━━ Extracted data ━━

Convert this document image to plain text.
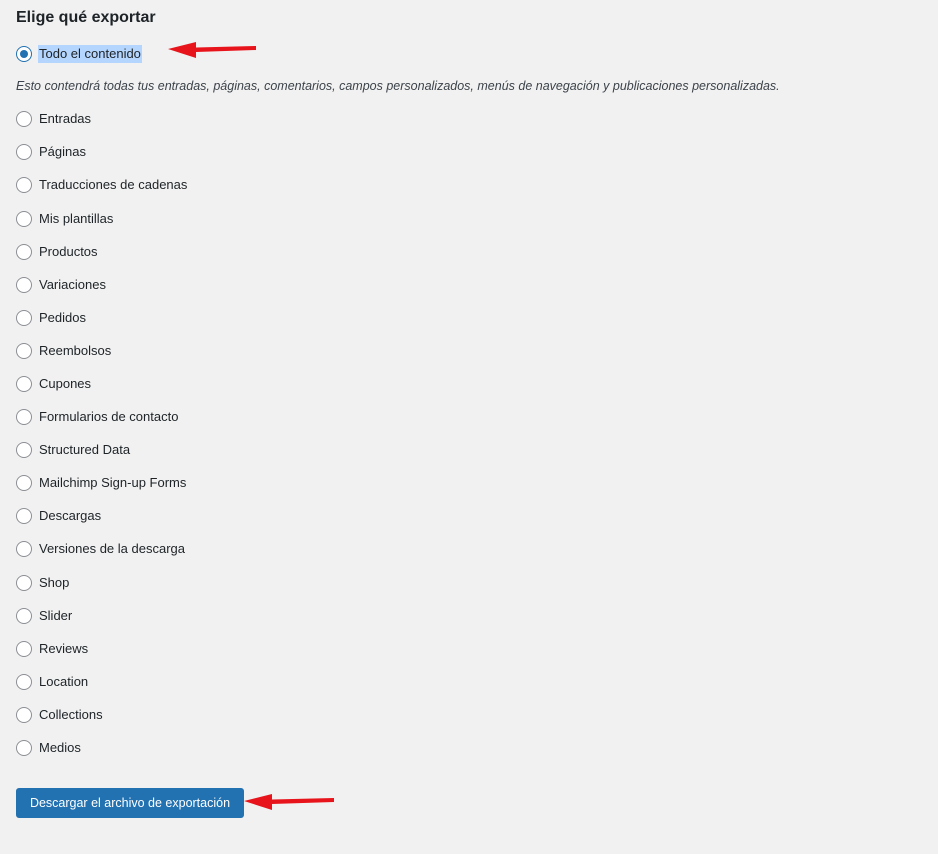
Elige qué exportar
Todo el contenido

Esto contendrá todas tus entradas, páginas, comentarios, campos personalizados, menús de navegación y publicaciones personalizadas.

Entradas
Páginas
Traducciones de cadenas
Mis plantillas
Productos
Variaciones
Pedidos
Reembolsos
Cupones
Formularios de contacto
Structured Data
Mailchimp Sign-up Forms
Descargas
Versiones de la descarga
Shop
Slider
Reviews
Location
Collections
Medios
Descargar el archivo de exportación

━━━

*Aim of the task*: Go through the data above and transcribe it in full, omitting any image.

*The response*:
Convert this document image to plain text.
Elige qué exportar
Todo el contenido

Esto contendrá todas tus entradas, páginas, comentarios, campos personalizados, menús de navegación y publicaciones personalizadas.

Entradas
Páginas
Traducciones de cadenas
Mis plantillas
Productos
Variaciones
Pedidos
Reembolsos
Cupones
Formularios de contacto
Structured Data
Mailchimp Sign-up Forms
Descargas
Versiones de la descarga
Shop
Slider
Reviews
Location
Collections
Medios
Descargar el archivo de exportación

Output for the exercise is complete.